Short exercise: Copy the records word for word, beginning at the very first line and stopping after the line that contains "value-tag-box-12039.32 [632,210,686,224]". Include that final line.

Information given:
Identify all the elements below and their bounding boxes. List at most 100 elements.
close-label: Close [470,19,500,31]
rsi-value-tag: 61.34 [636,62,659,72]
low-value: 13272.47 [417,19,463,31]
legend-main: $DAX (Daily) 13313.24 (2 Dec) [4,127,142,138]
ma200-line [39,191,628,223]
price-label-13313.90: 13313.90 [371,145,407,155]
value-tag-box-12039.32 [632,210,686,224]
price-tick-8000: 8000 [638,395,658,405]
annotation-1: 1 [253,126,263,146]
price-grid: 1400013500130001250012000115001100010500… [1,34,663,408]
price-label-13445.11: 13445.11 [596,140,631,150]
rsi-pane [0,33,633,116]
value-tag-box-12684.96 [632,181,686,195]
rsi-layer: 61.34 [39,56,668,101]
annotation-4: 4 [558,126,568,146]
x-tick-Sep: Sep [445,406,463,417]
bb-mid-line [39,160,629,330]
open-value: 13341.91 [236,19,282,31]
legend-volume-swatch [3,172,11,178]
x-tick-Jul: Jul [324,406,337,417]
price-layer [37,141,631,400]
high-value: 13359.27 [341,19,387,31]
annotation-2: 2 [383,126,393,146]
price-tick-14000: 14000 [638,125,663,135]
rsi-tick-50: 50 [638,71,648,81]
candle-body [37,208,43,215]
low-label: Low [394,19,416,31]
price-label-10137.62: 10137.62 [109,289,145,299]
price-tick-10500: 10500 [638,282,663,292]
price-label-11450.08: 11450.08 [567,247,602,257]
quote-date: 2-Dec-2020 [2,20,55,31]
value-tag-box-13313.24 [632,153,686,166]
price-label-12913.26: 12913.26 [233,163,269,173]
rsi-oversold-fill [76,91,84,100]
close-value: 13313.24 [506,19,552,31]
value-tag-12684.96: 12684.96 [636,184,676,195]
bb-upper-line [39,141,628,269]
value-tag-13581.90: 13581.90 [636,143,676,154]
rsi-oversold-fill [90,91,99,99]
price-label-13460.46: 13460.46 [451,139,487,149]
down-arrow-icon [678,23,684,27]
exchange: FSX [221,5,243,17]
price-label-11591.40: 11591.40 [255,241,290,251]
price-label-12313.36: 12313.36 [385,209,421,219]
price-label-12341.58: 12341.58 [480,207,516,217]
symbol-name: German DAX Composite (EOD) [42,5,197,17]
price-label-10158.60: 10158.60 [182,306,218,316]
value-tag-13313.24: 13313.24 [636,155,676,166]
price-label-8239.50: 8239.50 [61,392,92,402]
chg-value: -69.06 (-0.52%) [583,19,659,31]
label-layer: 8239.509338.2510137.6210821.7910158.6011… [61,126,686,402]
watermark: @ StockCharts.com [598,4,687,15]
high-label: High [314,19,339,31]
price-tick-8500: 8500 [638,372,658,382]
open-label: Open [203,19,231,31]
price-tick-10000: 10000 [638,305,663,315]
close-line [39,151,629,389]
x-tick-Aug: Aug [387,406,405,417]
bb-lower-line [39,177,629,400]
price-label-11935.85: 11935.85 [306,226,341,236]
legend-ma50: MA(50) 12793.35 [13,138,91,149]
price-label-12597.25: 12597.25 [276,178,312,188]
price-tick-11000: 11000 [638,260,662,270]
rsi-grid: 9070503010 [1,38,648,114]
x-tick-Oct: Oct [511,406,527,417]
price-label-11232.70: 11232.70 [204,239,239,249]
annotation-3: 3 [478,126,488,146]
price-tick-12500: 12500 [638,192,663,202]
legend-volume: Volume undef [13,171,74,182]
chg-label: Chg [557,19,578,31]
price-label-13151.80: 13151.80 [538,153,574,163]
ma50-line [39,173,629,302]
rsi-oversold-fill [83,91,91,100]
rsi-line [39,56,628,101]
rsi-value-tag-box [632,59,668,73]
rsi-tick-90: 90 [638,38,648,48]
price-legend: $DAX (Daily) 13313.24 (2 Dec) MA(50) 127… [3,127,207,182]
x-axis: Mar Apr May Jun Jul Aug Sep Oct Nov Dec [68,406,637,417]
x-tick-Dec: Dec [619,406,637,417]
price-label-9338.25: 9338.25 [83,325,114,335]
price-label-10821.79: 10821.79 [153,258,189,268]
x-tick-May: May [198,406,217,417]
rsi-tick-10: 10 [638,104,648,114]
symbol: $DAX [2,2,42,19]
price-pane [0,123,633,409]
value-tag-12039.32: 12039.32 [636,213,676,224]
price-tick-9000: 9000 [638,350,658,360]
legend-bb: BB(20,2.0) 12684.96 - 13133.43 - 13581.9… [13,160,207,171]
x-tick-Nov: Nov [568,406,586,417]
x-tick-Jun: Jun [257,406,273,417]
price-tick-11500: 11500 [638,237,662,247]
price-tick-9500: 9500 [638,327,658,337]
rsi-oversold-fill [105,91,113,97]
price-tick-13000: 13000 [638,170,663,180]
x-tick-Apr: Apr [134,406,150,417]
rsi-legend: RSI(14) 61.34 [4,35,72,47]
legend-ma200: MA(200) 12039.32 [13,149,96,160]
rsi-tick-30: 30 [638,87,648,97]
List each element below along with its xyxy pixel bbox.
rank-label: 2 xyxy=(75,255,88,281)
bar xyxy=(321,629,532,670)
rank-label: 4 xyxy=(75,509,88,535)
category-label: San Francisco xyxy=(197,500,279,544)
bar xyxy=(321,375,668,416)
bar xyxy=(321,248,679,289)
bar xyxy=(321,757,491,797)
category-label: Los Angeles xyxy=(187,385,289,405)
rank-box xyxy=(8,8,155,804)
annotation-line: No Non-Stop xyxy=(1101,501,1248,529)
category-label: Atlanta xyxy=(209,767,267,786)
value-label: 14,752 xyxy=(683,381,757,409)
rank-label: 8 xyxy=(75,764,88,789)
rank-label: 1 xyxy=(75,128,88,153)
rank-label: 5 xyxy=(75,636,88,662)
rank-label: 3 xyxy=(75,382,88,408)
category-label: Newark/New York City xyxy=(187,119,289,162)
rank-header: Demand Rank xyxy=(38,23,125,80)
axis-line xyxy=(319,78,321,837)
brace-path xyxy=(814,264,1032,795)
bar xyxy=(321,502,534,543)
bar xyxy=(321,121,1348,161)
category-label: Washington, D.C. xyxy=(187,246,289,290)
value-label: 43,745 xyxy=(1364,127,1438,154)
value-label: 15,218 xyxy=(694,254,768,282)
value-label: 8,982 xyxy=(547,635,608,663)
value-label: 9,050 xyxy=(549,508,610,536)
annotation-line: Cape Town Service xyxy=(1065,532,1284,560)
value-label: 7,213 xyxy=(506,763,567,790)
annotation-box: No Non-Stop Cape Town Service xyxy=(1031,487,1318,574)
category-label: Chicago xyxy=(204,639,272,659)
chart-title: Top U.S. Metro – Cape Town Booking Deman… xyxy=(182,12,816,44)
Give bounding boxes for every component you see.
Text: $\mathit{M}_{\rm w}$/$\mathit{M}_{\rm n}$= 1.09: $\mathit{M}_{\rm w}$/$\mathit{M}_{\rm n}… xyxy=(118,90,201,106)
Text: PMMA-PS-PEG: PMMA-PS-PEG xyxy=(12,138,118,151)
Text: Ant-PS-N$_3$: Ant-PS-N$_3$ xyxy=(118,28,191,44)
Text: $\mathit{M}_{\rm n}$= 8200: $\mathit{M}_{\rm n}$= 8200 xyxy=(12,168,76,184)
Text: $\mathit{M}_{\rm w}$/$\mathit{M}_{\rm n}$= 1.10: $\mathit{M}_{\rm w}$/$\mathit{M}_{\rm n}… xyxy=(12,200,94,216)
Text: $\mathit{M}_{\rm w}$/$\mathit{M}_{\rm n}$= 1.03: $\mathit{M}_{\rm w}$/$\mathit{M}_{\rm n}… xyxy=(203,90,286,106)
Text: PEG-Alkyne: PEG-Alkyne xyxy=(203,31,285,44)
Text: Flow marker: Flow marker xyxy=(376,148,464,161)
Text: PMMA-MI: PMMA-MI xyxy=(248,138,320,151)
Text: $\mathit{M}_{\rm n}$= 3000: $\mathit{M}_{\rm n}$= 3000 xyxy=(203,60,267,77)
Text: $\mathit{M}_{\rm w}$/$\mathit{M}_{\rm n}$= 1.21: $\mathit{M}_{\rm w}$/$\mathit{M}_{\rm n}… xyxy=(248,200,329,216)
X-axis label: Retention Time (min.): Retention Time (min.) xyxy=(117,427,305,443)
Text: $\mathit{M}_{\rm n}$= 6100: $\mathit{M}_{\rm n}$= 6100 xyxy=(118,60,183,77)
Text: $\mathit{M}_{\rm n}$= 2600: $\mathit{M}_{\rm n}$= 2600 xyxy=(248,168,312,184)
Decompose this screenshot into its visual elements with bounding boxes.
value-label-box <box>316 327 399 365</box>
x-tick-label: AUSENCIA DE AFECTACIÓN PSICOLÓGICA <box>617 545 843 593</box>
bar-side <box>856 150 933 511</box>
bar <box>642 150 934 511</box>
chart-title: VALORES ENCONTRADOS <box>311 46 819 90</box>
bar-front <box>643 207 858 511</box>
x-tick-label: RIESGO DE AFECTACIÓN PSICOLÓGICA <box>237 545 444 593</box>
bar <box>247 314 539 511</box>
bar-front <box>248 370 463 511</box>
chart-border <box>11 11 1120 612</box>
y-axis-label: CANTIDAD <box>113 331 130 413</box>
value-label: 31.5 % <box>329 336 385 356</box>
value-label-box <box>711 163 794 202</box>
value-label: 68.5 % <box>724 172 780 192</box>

Solved problem:
Identify all the elements below and their bounding boxes. List at most 100 elements.
close-label: Close [470,19,500,31]
rsi-value-tag: 61.34 [636,62,659,72]
low-value: 13272.47 [417,19,463,31]
legend-main: $DAX (Daily) 13313.24 (2 Dec) [4,127,142,138]
ma200-line [39,191,628,223]
price-label-13313.90: 13313.90 [371,145,407,155]
value-tag-box-12039.32 [632,210,686,224]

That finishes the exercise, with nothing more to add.